#### THE DATA ####

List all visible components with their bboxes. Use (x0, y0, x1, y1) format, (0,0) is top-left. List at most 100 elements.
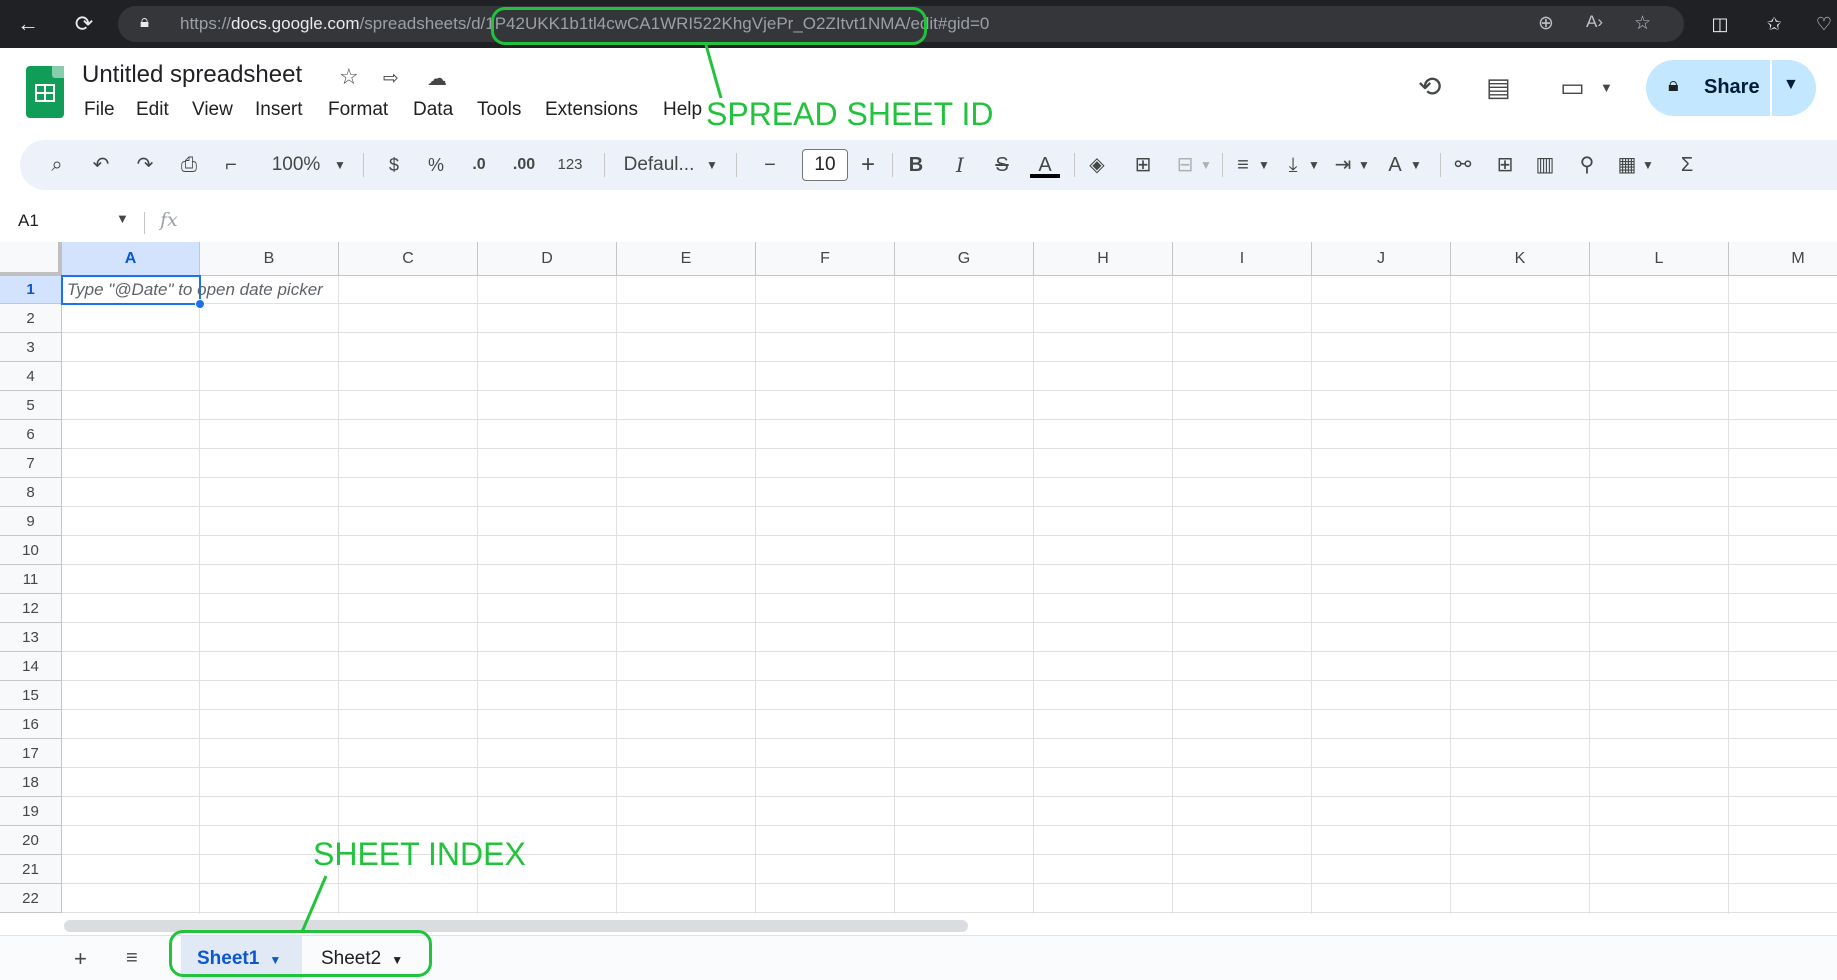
strikethrough-icon[interactable]: S (988, 140, 1016, 190)
row-header-4[interactable]: 4 (0, 362, 62, 391)
vertical-align-dropdown-icon[interactable]: ▼ (1306, 140, 1322, 190)
column-header-d[interactable]: D (478, 242, 617, 276)
functions-icon[interactable]: Σ (1674, 140, 1700, 190)
star-icon[interactable]: ☆ (339, 64, 359, 90)
filter-views-icon[interactable]: ▦ (1612, 140, 1642, 190)
row-header-9[interactable]: 9 (0, 507, 62, 536)
row-header-8[interactable]: 8 (0, 478, 62, 507)
filter-views-dropdown-icon[interactable]: ▼ (1640, 140, 1656, 190)
insert-comment-icon[interactable]: ⊞ (1490, 140, 1520, 190)
insert-chart-icon[interactable]: ▥ (1530, 140, 1560, 190)
horizontal-align-icon[interactable]: ≡ (1230, 140, 1256, 190)
column-header-l[interactable]: L (1590, 242, 1729, 276)
fill-color-icon[interactable]: ◈ (1082, 140, 1112, 190)
row-header-18[interactable]: 18 (0, 768, 62, 797)
font-size-input[interactable]: 10 (802, 149, 848, 181)
row-header-13[interactable]: 13 (0, 623, 62, 652)
increase-font-size-icon[interactable]: + (856, 140, 880, 190)
column-header-i[interactable]: I (1173, 242, 1312, 276)
share-dropdown-icon[interactable]: ▼ (1783, 76, 1799, 94)
print-icon[interactable]: ⎙ (174, 140, 204, 190)
italic-button[interactable]: I (946, 140, 974, 190)
row-header-10[interactable]: 10 (0, 536, 62, 565)
more-formats-button[interactable]: 123 (554, 140, 586, 190)
row-header-1[interactable]: 1 (0, 276, 62, 304)
zoom-dropdown-icon[interactable]: ▼ (332, 140, 348, 190)
row-header-3[interactable]: 3 (0, 333, 62, 362)
bold-button[interactable]: B (902, 140, 930, 190)
row-header-17[interactable]: 17 (0, 739, 62, 768)
currency-format-button[interactable]: $ (383, 140, 405, 190)
lock-icon[interactable]: 🔒︎ (140, 12, 149, 32)
split-screen-icon[interactable]: ◫ (1704, 8, 1736, 40)
meet-icon[interactable]: ▭ (1560, 72, 1585, 103)
row-header-2[interactable]: 2 (0, 304, 62, 333)
spreadsheet-grid[interactable]: A B C D E F G H I J K L M 1 2 3 4 5 6 7 8 9 10 11 12 13 14 15 16 17 18… (0, 242, 1837, 914)
filter-icon[interactable]: ⚲ (1572, 140, 1602, 190)
column-header-c[interactable]: C (339, 242, 478, 276)
text-rotation-dropdown-icon[interactable]: ▼ (1408, 140, 1424, 190)
paint-format-icon[interactable]: ⌐ (216, 140, 246, 190)
row-header-14[interactable]: 14 (0, 652, 62, 681)
back-icon[interactable]: ← (12, 8, 44, 40)
menu-edit[interactable]: Edit (136, 99, 169, 121)
increase-decimal-button[interactable]: .00 (506, 140, 542, 190)
meet-dropdown-icon[interactable]: ▼ (1600, 80, 1613, 95)
row-header-7[interactable]: 7 (0, 449, 62, 478)
column-header-g[interactable]: G (895, 242, 1034, 276)
row-header-21[interactable]: 21 (0, 855, 62, 884)
menu-data[interactable]: Data (413, 99, 453, 121)
column-header-m[interactable]: M (1729, 242, 1837, 276)
name-box[interactable]: A1 (18, 211, 39, 231)
undo-icon[interactable]: ↶ (86, 140, 116, 190)
percent-format-button[interactable]: % (425, 140, 447, 190)
borders-icon[interactable]: ⊞ (1128, 140, 1158, 190)
decrease-font-size-icon[interactable]: − (758, 140, 782, 190)
text-rotation-icon[interactable]: A (1382, 140, 1408, 190)
sheets-logo[interactable] (26, 66, 64, 118)
menu-insert[interactable]: Insert (255, 99, 303, 121)
column-header-h[interactable]: H (1034, 242, 1173, 276)
search-menus-icon[interactable]: ⌕ (42, 140, 72, 190)
move-folder-icon[interactable]: ⇨ (383, 67, 399, 90)
menu-tools[interactable]: Tools (477, 99, 521, 121)
extensions-icon[interactable]: ♡ (1808, 8, 1837, 40)
add-sheet-icon[interactable]: + (74, 946, 87, 972)
zoom-icon[interactable]: ⊕ (1538, 12, 1554, 35)
column-header-k[interactable]: K (1451, 242, 1590, 276)
column-header-e[interactable]: E (617, 242, 756, 276)
row-header-6[interactable]: 6 (0, 420, 62, 449)
document-title[interactable]: Untitled spreadsheet (82, 61, 302, 89)
share-button[interactable]: 🔒︎ Share ▼ (1646, 60, 1816, 116)
horizontal-align-dropdown-icon[interactable]: ▼ (1256, 140, 1272, 190)
comments-icon[interactable]: ▤ (1486, 72, 1511, 103)
vertical-align-icon[interactable]: ⤓ (1280, 140, 1306, 190)
merge-dropdown-icon[interactable]: ▼ (1198, 140, 1214, 190)
row-header-20[interactable]: 20 (0, 826, 62, 855)
decrease-decimal-button[interactable]: .0 (464, 140, 494, 190)
row-header-22[interactable]: 22 (0, 884, 62, 913)
redo-icon[interactable]: ↷ (130, 140, 160, 190)
all-sheets-icon[interactable]: ≡ (126, 947, 138, 970)
merge-cells-icon[interactable]: ⊟ (1172, 140, 1198, 190)
row-header-19[interactable]: 19 (0, 797, 62, 826)
select-all-corner[interactable] (0, 242, 62, 276)
menu-help[interactable]: Help (663, 99, 702, 121)
read-aloud-icon[interactable]: A› (1586, 12, 1603, 32)
row-header-15[interactable]: 15 (0, 681, 62, 710)
row-header-5[interactable]: 5 (0, 391, 62, 420)
column-header-f[interactable]: F (756, 242, 895, 276)
fill-handle[interactable] (195, 299, 205, 309)
row-header-16[interactable]: 16 (0, 710, 62, 739)
font-select[interactable]: Defaul... (614, 140, 704, 190)
insert-link-icon[interactable]: ⚯ (1448, 140, 1478, 190)
cloud-status-icon[interactable]: ☁ (427, 66, 447, 91)
row-header-12[interactable]: 12 (0, 594, 62, 623)
reload-icon[interactable]: ⟳ (68, 8, 100, 40)
column-header-a[interactable]: A (62, 242, 200, 276)
menu-file[interactable]: File (84, 99, 115, 121)
favorites-icon[interactable]: ✩ (1758, 8, 1790, 40)
text-wrapping-icon[interactable]: ⇥ (1330, 140, 1356, 190)
font-dropdown-icon[interactable]: ▼ (704, 140, 720, 190)
favorite-icon[interactable]: ☆ (1634, 12, 1651, 35)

####

• WRITTEN INSTRUCTION: Can you print the listing from the line with "strikethrough-icon[interactable]: S (988, 140, 1016, 190)" to the line with "filter-views-icon[interactable]: ▦ (1612, 140, 1642, 190)", both included, and nothing else?

• SOLUTION TO THE PROBLEM:
strikethrough-icon[interactable]: S (988, 140, 1016, 190)
row-header-4[interactable]: 4 (0, 362, 62, 391)
vertical-align-dropdown-icon[interactable]: ▼ (1306, 140, 1322, 190)
column-header-d[interactable]: D (478, 242, 617, 276)
functions-icon[interactable]: Σ (1674, 140, 1700, 190)
star-icon[interactable]: ☆ (339, 64, 359, 90)
filter-views-icon[interactable]: ▦ (1612, 140, 1642, 190)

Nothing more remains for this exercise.